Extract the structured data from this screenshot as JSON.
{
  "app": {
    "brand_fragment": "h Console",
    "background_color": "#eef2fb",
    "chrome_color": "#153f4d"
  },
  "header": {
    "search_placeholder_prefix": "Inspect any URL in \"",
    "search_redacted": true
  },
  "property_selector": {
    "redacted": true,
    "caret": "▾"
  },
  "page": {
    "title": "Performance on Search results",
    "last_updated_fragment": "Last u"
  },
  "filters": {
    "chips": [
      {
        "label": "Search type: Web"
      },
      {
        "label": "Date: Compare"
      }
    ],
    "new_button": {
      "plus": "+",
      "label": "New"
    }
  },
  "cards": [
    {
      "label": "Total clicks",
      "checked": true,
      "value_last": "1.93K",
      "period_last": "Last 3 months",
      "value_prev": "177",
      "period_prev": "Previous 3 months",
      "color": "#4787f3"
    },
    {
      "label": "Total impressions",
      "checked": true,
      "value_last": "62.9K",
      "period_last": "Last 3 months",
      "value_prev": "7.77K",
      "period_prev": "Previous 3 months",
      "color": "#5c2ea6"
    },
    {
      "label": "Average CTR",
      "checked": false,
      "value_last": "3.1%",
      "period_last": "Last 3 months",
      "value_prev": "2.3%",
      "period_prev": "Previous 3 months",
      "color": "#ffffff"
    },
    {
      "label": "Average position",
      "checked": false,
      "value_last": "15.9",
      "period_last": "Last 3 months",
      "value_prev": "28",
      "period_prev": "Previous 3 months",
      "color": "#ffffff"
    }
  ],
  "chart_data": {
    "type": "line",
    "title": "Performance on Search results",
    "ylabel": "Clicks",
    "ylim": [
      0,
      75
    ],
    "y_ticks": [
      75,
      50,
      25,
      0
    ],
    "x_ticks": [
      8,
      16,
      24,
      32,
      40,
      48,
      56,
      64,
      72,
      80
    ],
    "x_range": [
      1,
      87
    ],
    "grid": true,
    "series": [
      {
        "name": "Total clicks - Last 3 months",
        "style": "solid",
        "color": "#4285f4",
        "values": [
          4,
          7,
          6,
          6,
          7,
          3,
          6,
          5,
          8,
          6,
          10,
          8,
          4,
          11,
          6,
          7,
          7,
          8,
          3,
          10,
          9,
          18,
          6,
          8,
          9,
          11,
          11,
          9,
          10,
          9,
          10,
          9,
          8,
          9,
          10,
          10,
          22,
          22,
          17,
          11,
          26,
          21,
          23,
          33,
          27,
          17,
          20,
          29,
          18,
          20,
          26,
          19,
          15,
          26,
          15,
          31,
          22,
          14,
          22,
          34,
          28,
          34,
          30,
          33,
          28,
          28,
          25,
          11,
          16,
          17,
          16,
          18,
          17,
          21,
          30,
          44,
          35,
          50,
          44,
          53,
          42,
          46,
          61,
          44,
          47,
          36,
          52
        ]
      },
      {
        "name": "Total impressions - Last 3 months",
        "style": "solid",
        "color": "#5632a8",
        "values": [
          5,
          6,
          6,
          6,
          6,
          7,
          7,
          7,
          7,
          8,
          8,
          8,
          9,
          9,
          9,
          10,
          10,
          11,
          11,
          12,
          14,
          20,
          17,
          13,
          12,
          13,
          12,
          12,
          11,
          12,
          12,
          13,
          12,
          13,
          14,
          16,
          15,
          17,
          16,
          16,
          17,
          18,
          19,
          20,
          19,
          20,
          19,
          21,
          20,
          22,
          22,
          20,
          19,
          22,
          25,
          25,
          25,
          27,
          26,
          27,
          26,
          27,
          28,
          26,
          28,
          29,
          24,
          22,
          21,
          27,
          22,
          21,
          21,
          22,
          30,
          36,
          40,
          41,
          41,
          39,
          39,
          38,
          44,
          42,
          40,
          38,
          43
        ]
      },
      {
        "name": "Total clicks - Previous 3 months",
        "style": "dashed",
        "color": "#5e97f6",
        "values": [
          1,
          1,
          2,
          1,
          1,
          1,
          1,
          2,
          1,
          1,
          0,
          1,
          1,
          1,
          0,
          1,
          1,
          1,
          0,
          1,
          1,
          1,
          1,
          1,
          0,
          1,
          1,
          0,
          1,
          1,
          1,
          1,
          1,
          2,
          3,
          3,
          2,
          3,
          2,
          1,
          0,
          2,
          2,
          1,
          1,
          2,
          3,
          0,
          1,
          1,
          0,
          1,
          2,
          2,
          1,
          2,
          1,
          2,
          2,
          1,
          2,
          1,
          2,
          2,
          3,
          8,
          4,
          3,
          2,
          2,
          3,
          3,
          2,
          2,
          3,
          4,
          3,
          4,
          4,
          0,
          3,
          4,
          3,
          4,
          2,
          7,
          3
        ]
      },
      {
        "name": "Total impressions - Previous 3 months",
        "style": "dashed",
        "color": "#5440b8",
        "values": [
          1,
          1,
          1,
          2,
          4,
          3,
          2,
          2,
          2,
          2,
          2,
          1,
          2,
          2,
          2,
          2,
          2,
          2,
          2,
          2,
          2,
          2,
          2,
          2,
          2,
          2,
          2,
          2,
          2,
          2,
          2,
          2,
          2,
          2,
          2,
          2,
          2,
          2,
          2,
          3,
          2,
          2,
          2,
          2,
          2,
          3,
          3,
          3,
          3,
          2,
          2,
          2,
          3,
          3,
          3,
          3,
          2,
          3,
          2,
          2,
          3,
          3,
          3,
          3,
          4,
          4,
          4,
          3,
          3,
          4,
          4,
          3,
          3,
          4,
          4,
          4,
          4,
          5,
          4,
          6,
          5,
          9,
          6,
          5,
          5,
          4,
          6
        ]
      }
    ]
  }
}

....

**GOAL:** Within the entries above, work out how many lines contain the word "true". The number alone is the answer.

**FINAL ANSWER:** 5